-- Provided material start --

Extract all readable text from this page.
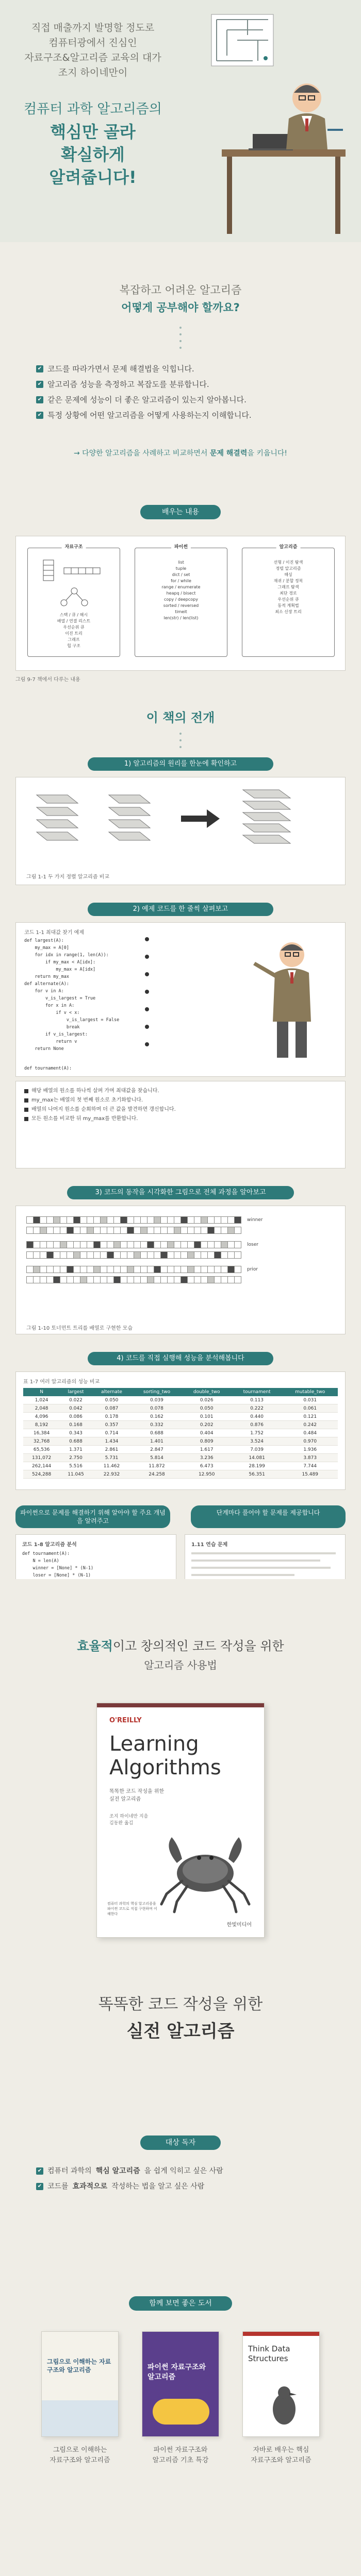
직접 매출까지 발명할 정도로
컴퓨터광에서 진심인
자료구조&알고리즘 교육의 대가
조지 하이네만이
컴퓨터 과학 알고리즘의
핵심만 골라
확실하게
알려줍니다!
복잡하고 어려운 알고리즘
어떻게 공부해야 할까요?
✔ 코드를 따라가면서 문제 해결법을 익힙니다.
✔ 알고리즘 성능을 측정하고 복잡도를 분류합니다.
✔ 같은 문제에 성능이 더 좋은 알고리즘이 있는지 알아봅니다.
✔ 특정 상황에 어떤 알고리즘을 어떻게 사용하는지 이해합니다.
→ 다양한 알고리즘을 사례하고 비교하면서 문제 해결력을 키웁니다!
배우는 내용
자료구조
스택 / 큐 / 해시
배열 / 연결 리스트
우선순위 큐
이진 트리
그래프
힙 구조
파이썬
list
tuple
dict / set
for / while
range / enumerate
heapq / bisect
copy / deepcopy
sorted / reversed
timeit
len(str) / len(list)
알고리즘
선형 / 이진 탐색
정렬 알고리즘
해싱
재귀 / 분할 정복
그래프 탐색
최단 경로
우선순위 큐
동적 계획법
최소 신장 트리
그림 9-7 책에서 다루는 내용
이 책의 전개
1) 알고리즘의 원리를 한눈에 확인하고
그림 1-1 두 가지 정렬 알고리즘 비교
2) 예제 코드를 한 줄씩 살펴보고
코드 1-1 최대값 찾기 예제
def largest(A):
my_max = A[0]
for idx in range(1, len(A)):
if my_max < A[idx]:
my_max = A[idx]
return my_max
def alternate(A):
for v in A:
v_is_largest = True
for x in A:
if v < x:
v_is_largest = False
break
if v_is_largest:
return v
return None
def tournament(A):
해당 배열의 원소를 하나씩 살펴 가며 최대값을 찾습니다.
my_max는 배열의 첫 번째 원소로 초기화합니다.
배열의 나머지 원소를 순회하며 더 큰 값을 발견하면 갱신합니다.
모든 원소를 비교한 뒤 my_max를 반환합니다.
3) 코드의 동작을 시각화한 그림으로 전체 과정을 알아보고
winner
loser
prior
그림 1-10 토너먼트 트리를 배열로 구현한 모습
4) 코드를 직접 실행해 성능을 분석해봅니다
표 1-7 여러 알고리즘의 성능 비교
N	largest	alternate	sorting_two	double_two	tournament	mutable_two
1,024	0.022	0.050	0.039	0.026	0.113	0.031
2,048	0.042	0.087	0.078	0.050	0.222	0.061
4,096	0.086	0.178	0.162	0.101	0.440	0.121
8,192	0.168	0.357	0.332	0.202	0.876	0.242
16,384	0.343	0.714	0.688	0.404	1.752	0.484
32,768	0.688	1.434	1.401	0.809	3.524	0.970
65,536	1.371	2.861	2.847	1.617	7.039	1.936
131,072	2.750	5.731	5.814	3.236	14.081	3.873
262,144	5.516	11.462	11.872	6.473	28.199	7.744
524,288	11.045	22.932	24.258	12.950	56.351	15.489
파이썬으로 문제를 해결하기 위해 알아야 할 주요 개념을 알려주고
단계마다 풀어야 할 문제를 제공합니다
코드 1-8 알고리즘 분석
def tournament(A):
N = len(A)
winner = [None] * (N-1)
loser = [None] * (N-1)
1.11 연습 문제
효율적이고 창의적인 코드 작성을 위한
알고리즘 사용법
O'REILLY
Learning
Algorithms
똑똑한 코드 작성을 위한
실전 알고리즘
조지 하이네만 지음
김동완 옮김
컴퓨터 과학의 핵심 알고리즘을 파이썬 코드로 직접 구현하며 이해한다
한빛미디어
똑똑한 코드 작성을 위한
실전 알고리즘
대상 독자
✔ 컴퓨터 과학의 핵심 알고리즘 을 쉽게 익히고 싶은 사람
✔ 코드를 효과적으로 작성하는 법을 알고 싶은 사람
함께 보면 좋은 도서
그림으로 이해하는 자료구조와 알고리즘
그림으로 이해하는
자료구조와 알고리즘
파이썬 자료구조와 알고리즘
파이썬 자료구조와
알고리즘 기초 특강
Think Data Structures
자바로 배우는 핵심
자료구조와 알고리즘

-- Provided material end --

Problem details =
Return to the listing above and set it down exactly, leaving out its pictures.

Written answer =
Extract all readable text from this page.
직접 매출까지 발명할 정도로
컴퓨터광에서 진심인
자료구조&알고리즘 교육의 대가
조지 하이네만이
컴퓨터 과학 알고리즘의
핵심만 골라
확실하게
알려줍니다!
복잡하고 어려운 알고리즘
어떻게 공부해야 할까요?
✔ 코드를 따라가면서 문제 해결법을 익힙니다.
✔ 알고리즘 성능을 측정하고 복잡도를 분류합니다.
✔ 같은 문제에 성능이 더 좋은 알고리즘이 있는지 알아봅니다.
✔ 특정 상황에 어떤 알고리즘을 어떻게 사용하는지 이해합니다.
→ 다양한 알고리즘을 사례하고 비교하면서 문제 해결력을 키웁니다!
배우는 내용
자료구조
스택 / 큐 / 해시
배열 / 연결 리스트
우선순위 큐
이진 트리
그래프
힙 구조
파이썬
list
tuple
dict / set
for / while
range / enumerate
heapq / bisect
copy / deepcopy
sorted / reversed
timeit
len(str) / len(list)
알고리즘
선형 / 이진 탐색
정렬 알고리즘
해싱
재귀 / 분할 정복
그래프 탐색
최단 경로
우선순위 큐
동적 계획법
최소 신장 트리
그림 9-7 책에서 다루는 내용
이 책의 전개
1) 알고리즘의 원리를 한눈에 확인하고
그림 1-1 두 가지 정렬 알고리즘 비교
2) 예제 코드를 한 줄씩 살펴보고
코드 1-1 최대값 찾기 예제
def largest(A):
my_max = A[0]
for idx in range(1, len(A)):
if my_max < A[idx]:
my_max = A[idx]
return my_max
def alternate(A):
for v in A:
v_is_largest = True
for x in A:
if v < x:
v_is_largest = False
break
if v_is_largest:
return v
return None
def tournament(A):
해당 배열의 원소를 하나씩 살펴 가며 최대값을 찾습니다.
my_max는 배열의 첫 번째 원소로 초기화합니다.
배열의 나머지 원소를 순회하며 더 큰 값을 발견하면 갱신합니다.
모든 원소를 비교한 뒤 my_max를 반환합니다.
3) 코드의 동작을 시각화한 그림으로 전체 과정을 알아보고
winner
loser
prior
그림 1-10 토너먼트 트리를 배열로 구현한 모습
4) 코드를 직접 실행해 성능을 분석해봅니다
표 1-7 여러 알고리즘의 성능 비교
N	largest	alternate	sorting_two	double_two	tournament	mutable_two
1,024	0.022	0.050	0.039	0.026	0.113	0.031
2,048	0.042	0.087	0.078	0.050	0.222	0.061
4,096	0.086	0.178	0.162	0.101	0.440	0.121
8,192	0.168	0.357	0.332	0.202	0.876	0.242
16,384	0.343	0.714	0.688	0.404	1.752	0.484
32,768	0.688	1.434	1.401	0.809	3.524	0.970
65,536	1.371	2.861	2.847	1.617	7.039	1.936
131,072	2.750	5.731	5.814	3.236	14.081	3.873
262,144	5.516	11.462	11.872	6.473	28.199	7.744
524,288	11.045	22.932	24.258	12.950	56.351	15.489
파이썬으로 문제를 해결하기 위해 알아야 할 주요 개념을 알려주고
단계마다 풀어야 할 문제를 제공합니다
코드 1-8 알고리즘 분석
def tournament(A):
N = len(A)
winner = [None] * (N-1)
loser = [None] * (N-1)
1.11 연습 문제
효율적이고 창의적인 코드 작성을 위한
알고리즘 사용법
O'REILLY
Learning
Algorithms
똑똑한 코드 작성을 위한
실전 알고리즘
조지 하이네만 지음
김동완 옮김
컴퓨터 과학의 핵심 알고리즘을 파이썬 코드로 직접 구현하며 이해한다
한빛미디어
똑똑한 코드 작성을 위한
실전 알고리즘
대상 독자
✔ 컴퓨터 과학의 핵심 알고리즘 을 쉽게 익히고 싶은 사람
✔ 코드를 효과적으로 작성하는 법을 알고 싶은 사람
함께 보면 좋은 도서
그림으로 이해하는 자료구조와 알고리즘
그림으로 이해하는
자료구조와 알고리즘
파이썬 자료구조와 알고리즘
파이썬 자료구조와
알고리즘 기초 특강
Think Data Structures
자바로 배우는 핵심
자료구조와 알고리즘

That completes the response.